◆ GOAL ◆
Arrange every line of the listing below as a Markdown table with two columns, Row for the row number and Line for the line itself, leaving out blank lines. Omit the pictures from your answer.

[DATASET RECORDS start]

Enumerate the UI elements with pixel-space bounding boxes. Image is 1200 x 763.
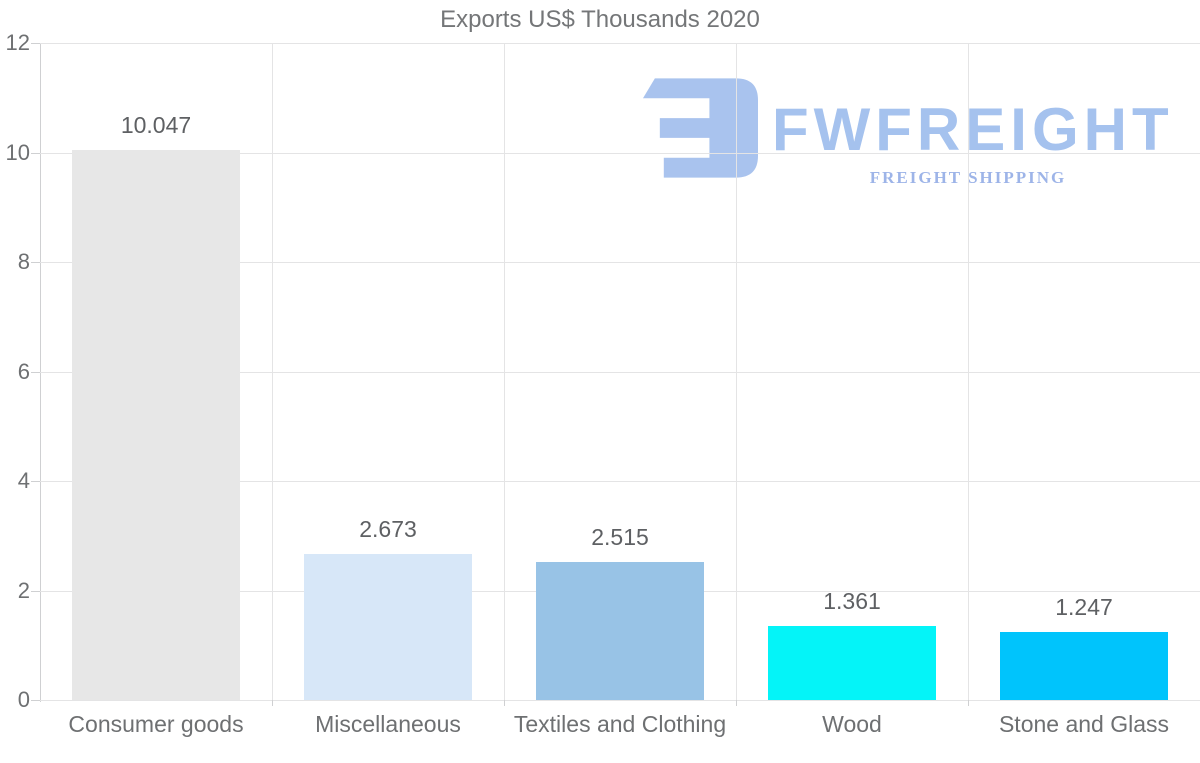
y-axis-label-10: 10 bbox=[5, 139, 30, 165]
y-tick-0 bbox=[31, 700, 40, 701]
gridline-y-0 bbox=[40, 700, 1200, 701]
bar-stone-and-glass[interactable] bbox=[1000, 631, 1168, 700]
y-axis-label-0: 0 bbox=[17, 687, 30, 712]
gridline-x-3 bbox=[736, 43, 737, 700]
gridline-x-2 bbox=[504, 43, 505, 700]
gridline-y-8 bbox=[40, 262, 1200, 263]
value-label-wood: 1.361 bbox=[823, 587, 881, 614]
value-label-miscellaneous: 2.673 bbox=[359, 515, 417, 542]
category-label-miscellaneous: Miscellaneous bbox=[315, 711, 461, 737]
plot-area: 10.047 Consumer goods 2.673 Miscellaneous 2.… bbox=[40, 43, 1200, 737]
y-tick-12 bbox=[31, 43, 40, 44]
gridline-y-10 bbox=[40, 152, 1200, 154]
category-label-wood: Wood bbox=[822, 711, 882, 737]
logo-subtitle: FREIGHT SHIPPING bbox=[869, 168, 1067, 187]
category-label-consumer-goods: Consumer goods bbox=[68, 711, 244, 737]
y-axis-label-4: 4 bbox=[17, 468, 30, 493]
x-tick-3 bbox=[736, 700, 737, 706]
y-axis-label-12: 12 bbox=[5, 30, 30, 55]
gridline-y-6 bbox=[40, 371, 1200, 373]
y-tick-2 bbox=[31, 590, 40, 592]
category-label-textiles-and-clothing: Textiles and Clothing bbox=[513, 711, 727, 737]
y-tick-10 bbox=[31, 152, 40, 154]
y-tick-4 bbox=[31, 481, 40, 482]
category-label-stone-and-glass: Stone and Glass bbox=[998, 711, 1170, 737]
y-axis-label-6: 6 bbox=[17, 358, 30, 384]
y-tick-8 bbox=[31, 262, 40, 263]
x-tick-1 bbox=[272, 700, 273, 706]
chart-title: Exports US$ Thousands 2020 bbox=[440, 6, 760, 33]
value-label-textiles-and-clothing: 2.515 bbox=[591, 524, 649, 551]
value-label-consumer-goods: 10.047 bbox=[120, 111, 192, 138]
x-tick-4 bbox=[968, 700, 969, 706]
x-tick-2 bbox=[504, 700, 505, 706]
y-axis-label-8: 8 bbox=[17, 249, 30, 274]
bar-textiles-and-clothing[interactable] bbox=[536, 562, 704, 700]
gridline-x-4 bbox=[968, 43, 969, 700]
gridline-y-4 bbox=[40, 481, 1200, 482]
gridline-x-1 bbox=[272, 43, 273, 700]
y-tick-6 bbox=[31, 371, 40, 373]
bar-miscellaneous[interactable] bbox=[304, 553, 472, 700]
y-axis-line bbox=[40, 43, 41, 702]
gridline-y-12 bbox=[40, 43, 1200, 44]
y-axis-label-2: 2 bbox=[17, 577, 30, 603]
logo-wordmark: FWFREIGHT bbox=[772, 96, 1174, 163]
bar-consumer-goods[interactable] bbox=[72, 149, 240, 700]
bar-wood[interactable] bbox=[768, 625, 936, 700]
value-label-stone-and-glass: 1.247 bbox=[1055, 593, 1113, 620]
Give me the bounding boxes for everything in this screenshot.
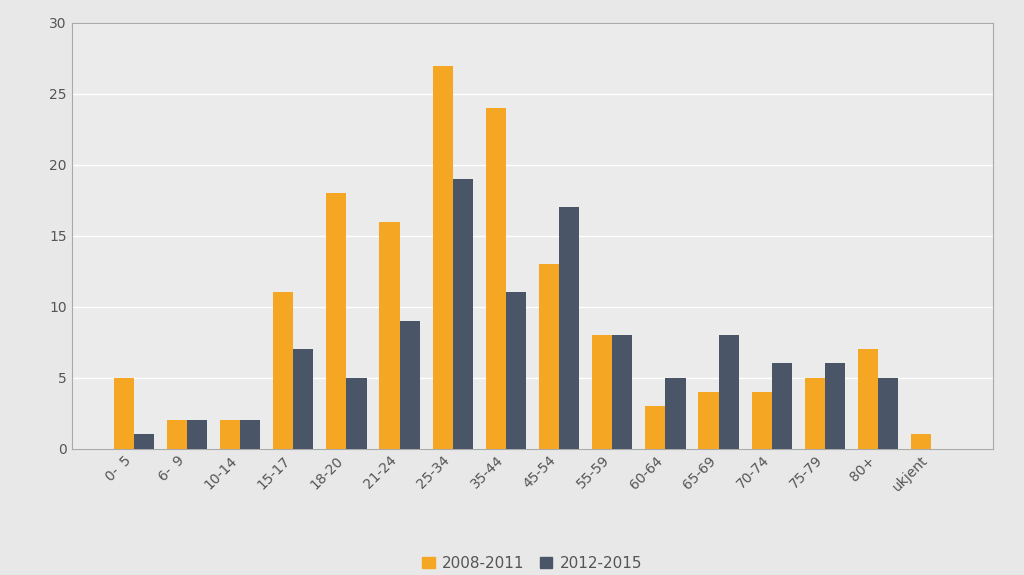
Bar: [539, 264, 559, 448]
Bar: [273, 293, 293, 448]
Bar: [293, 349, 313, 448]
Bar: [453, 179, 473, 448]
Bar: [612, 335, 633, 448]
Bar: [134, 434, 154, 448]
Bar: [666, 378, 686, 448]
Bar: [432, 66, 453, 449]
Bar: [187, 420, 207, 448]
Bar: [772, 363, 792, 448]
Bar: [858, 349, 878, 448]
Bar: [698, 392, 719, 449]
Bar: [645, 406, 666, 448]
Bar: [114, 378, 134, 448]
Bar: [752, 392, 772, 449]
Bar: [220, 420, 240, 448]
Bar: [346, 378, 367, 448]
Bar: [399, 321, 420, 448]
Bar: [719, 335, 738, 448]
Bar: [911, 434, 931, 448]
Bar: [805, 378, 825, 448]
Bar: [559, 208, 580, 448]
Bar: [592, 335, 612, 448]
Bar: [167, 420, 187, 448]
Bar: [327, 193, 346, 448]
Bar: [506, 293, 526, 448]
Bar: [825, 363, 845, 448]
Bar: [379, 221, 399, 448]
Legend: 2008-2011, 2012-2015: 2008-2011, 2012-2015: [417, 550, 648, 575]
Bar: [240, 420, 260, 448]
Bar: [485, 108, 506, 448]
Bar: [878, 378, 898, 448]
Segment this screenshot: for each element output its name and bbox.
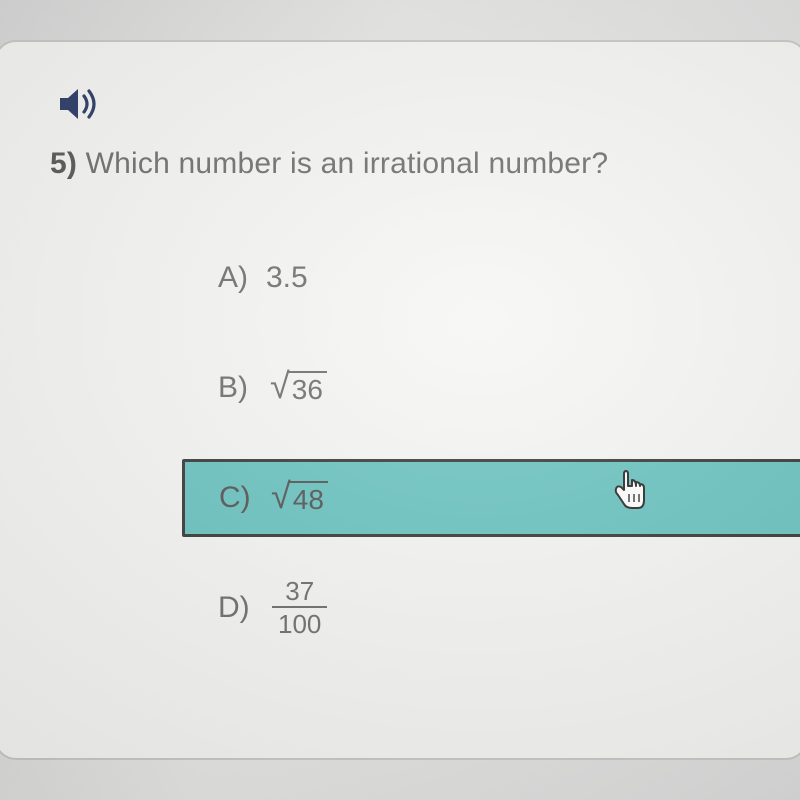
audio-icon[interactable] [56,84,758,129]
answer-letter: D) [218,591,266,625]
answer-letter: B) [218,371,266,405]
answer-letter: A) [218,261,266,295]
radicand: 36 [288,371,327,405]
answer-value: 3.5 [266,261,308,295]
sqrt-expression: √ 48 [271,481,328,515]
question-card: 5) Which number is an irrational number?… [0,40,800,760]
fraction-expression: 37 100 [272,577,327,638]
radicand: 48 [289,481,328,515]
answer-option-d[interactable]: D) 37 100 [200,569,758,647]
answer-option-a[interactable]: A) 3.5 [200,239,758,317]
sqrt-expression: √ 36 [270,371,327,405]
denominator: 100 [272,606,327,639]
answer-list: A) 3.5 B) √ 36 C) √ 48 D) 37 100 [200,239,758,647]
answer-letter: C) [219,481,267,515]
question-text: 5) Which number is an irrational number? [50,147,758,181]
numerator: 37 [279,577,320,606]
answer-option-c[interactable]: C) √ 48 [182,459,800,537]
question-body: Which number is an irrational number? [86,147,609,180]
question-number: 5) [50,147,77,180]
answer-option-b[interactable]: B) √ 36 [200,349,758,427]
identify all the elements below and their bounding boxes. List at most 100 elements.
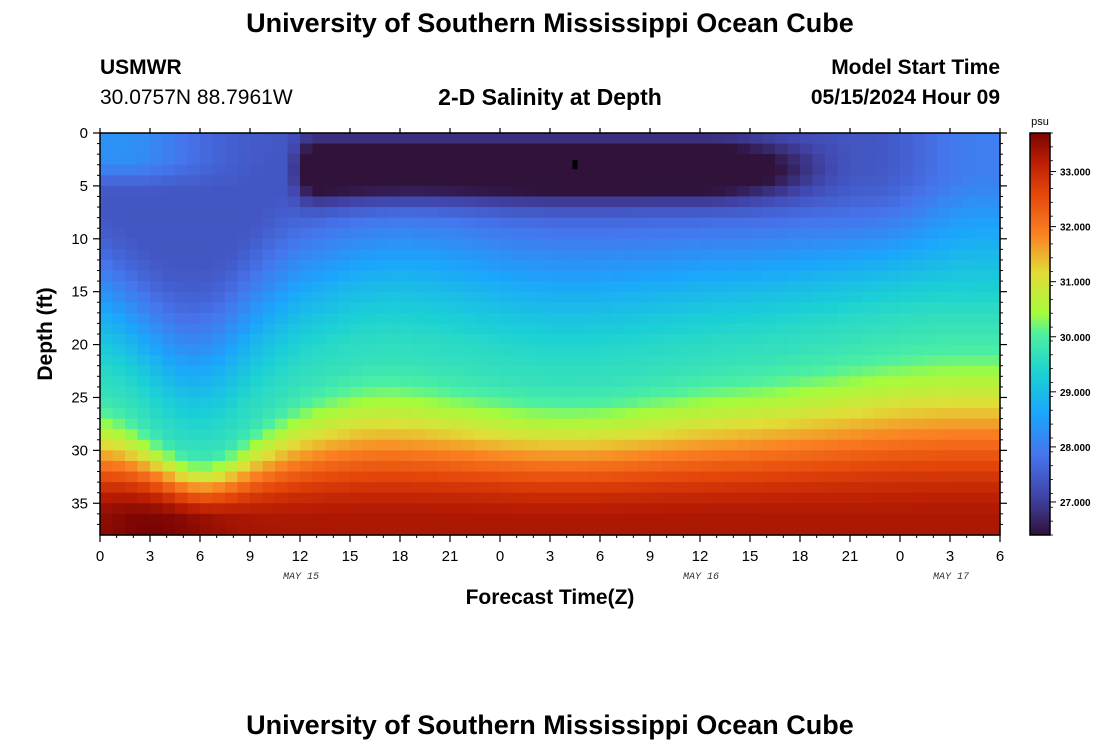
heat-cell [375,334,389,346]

[DATASET RECORDS end]

◆ CORRECT RESPONSE ◆
| Row | Line |
|---|---|
| 1 | Enumerate the UI elements with pixel-space bounding boxes. Image is 1200 x 763. |
| 2 | y-axis-label-10: 10 bbox=[5, 139, 30, 165] |
| 3 | y-tick-0 bbox=[31, 700, 40, 701] |
| 4 | gridline-y-0 bbox=[40, 700, 1200, 701] |
| 5 | bar-stone-and-glass[interactable] bbox=[1000, 631, 1168, 700] |
| 6 | y-axis-label-0: 0 bbox=[17, 687, 30, 712] |
| 7 | gridline-x-3 bbox=[736, 43, 737, 700] |
| 8 | gridline-x-2 bbox=[504, 43, 505, 700] |
| 9 | gridline-y-8 bbox=[40, 262, 1200, 263] |
| 10 | value-label-wood: 1.361 bbox=[823, 587, 881, 614] |
| 11 | value-label-miscellaneous: 2.673 bbox=[359, 515, 417, 542] |
| 12 | category-label-miscellaneous: Miscellaneous bbox=[315, 711, 461, 737] |
| 13 | plot-area: 10.047 Consumer goods 2.673 Miscellaneous 2.… bbox=[40, 43, 1200, 737] |
| 14 | y-tick-12 bbox=[31, 43, 40, 44] |
| 15 | gridline-y-10 bbox=[40, 152, 1200, 154] |
| 16 | category-label-wood: Wood bbox=[822, 711, 882, 737] |
| 17 | logo-subtitle: FREIGHT SHIPPING bbox=[869, 168, 1067, 187] |
| 18 | category-label-consumer-goods: Consumer goods bbox=[68, 711, 244, 737] |
| 19 | y-axis-label-4: 4 bbox=[17, 468, 30, 493] |
| 20 | x-tick-3 bbox=[736, 700, 737, 706] |
| 21 | y-axis-label-12: 12 bbox=[5, 30, 30, 55] |
| 22 | gridline-y-6 bbox=[40, 371, 1200, 373] |
| 23 | y-tick-2 bbox=[31, 590, 40, 592] |
| 24 | category-label-textiles-and-clothing: Textiles and Clothing bbox=[513, 711, 727, 737] |
| 25 | y-tick-10 bbox=[31, 152, 40, 154] |
| 26 | y-tick-4 bbox=[31, 481, 40, 482] |
| 27 | category-label-stone-and-glass: Stone and Glass bbox=[998, 711, 1170, 737] |
| 28 | y-axis-label-6: 6 bbox=[17, 358, 30, 384] |
| 29 | y-tick-8 bbox=[31, 262, 40, 263] |
| 30 | x-tick-1 bbox=[272, 700, 273, 706] |
| 31 | chart-title: Exports US$ Thousands 2020 bbox=[440, 6, 760, 33] |
| 32 | value-label-textiles-and-clothing: 2.515 bbox=[591, 524, 649, 551] |
| 33 | value-label-consumer-goods: 10.047 bbox=[120, 111, 192, 138] |
| 34 | x-tick-4 bbox=[968, 700, 969, 706] |
| 35 | x-tick-2 bbox=[504, 700, 505, 706] |
| 36 | y-axis-label-8: 8 bbox=[17, 249, 30, 274] |
| 37 | bar-textiles-and-clothing[interactable] bbox=[536, 562, 704, 700] |
| 38 | gridline-x-4 bbox=[968, 43, 969, 700] |
| 39 | gridline-y-4 bbox=[40, 481, 1200, 482] |
| 40 | gridline-x-1 bbox=[272, 43, 273, 700] |
| 41 | y-tick-6 bbox=[31, 371, 40, 373] |
| 42 | bar-miscellaneous[interactable] bbox=[304, 553, 472, 700] |
| 43 | y-axis-line bbox=[40, 43, 41, 702] |
| 44 | gridline-y-12 bbox=[40, 43, 1200, 44] |
| 45 | y-axis-label-2: 2 bbox=[17, 577, 30, 603] |
| 46 | logo-wordmark: FWFREIGHT bbox=[772, 96, 1174, 163] |
| 47 | bar-consumer-goods[interactable] bbox=[72, 149, 240, 700] |
| 48 | bar-wood[interactable] bbox=[768, 625, 936, 700] |
| 49 | value-label-stone-and-glass: 1.247 bbox=[1055, 593, 1113, 620] |
| 50 | Give me the bounding boxes for everything in this screenshot. |
| 51 | Bar: [539, 264, 559, 448] |
| 52 | Bar: [273, 293, 293, 448] |
| 53 | Bar: [293, 349, 313, 448] |
| 54 | Bar: [453, 179, 473, 448] |
| 55 | Bar: [612, 335, 633, 448] |
| 56 | Bar: [134, 434, 154, 448] |
| 57 | Bar: [666, 378, 686, 448] |
| 58 | Bar: [432, 66, 453, 449] |
| 59 | Bar: [187, 420, 207, 448] |
| 60 | Bar: [772, 363, 792, 448] |
| 61 | Bar: [858, 349, 878, 448] |
| 62 | Bar: [698, 392, 719, 449] |
| 63 | Bar: [645, 406, 666, 448] |
| 64 | Bar: [114, 378, 134, 448] |
| 65 | Bar: [752, 392, 772, 449] |
| 66 | Bar: [220, 420, 240, 448] |
| 67 | Bar: [346, 378, 367, 448] |
| 68 | Bar: [399, 321, 420, 448] |
| 69 | Bar: [719, 335, 738, 448] |
| 70 | Bar: [911, 434, 931, 448] |
| 71 | Bar: [805, 378, 825, 448] |
| 72 | Bar: [559, 208, 580, 448] |
| 73 | Bar: [592, 335, 612, 448] |
| 74 | Bar: [167, 420, 187, 448] |
| 75 | Bar: [327, 193, 346, 448] |
| 76 | Bar: [506, 293, 526, 448] |
| 77 | Bar: [825, 363, 845, 448] |
| 78 | Bar: [379, 221, 399, 448] |
| 79 | Legend: 2008-2011, 2012-2015: 2008-2011, 2012-2015: [417, 550, 648, 575] |
| 80 | Bar: [240, 420, 260, 448] |
| 81 | Bar: [485, 108, 506, 448] |
| 82 | Bar: [878, 378, 898, 448] |
| 83 | Segment this screenshot: for each element output its name and bbox. |
| 84 | audio-icon[interactable] [56,84,758,129] |
| 85 | answer-letter: D) [218,591,266,625] |
| 86 | answer-letter: B) [218,371,266,405] |
| 87 | answer-letter: A) [218,261,266,295] |
| 88 | radicand: 36 [288,371,327,405] |
| 89 | answer-value: 3.5 [266,261,308,295] |
| 90 | sqrt-expression: √ 48 [271,481,328,515] |
| 91 | question-card: 5) Which number is an irrational number?… [0,40,800,760] |
| 92 | fraction-expression: 37 100 [272,577,327,638] |
| 93 | radicand: 48 [289,481,328,515] |
| 94 | answer-option-d[interactable]: D) 37 100 [200,569,758,647] |
| 95 | answer-option-a[interactable]: A) 3.5 [200,239,758,317] |
| 96 | sqrt-expression: √ 36 [270,371,327,405] |
| 97 | denominator: 100 [272,606,327,639] |
| 98 | answer-list: A) 3.5 B) √ 36 C) √ 48 D) 37 100 [200,239,758,647] |
| 99 | answer-letter: C) [219,481,267,515] |
| 100 | question-text: 5) Which number is an irrational number? [50,147,758,181] |
| 101 | numerator: 37 [279,577,320,606] |
| 102 | answer-option-c[interactable]: C) √ 48 [182,459,800,537] |
| 103 | question-body: Which number is an irrational number? [86,147,609,180] |
| 104 | question-number: 5) [50,147,77,180] |
| 105 | answer-option-b[interactable]: B) √ 36 [200,349,758,427] |
| 106 | identify all the elements below and their bounding boxes. List at most 100 elements. |
| 107 | heat-cell [375,334,389,346] |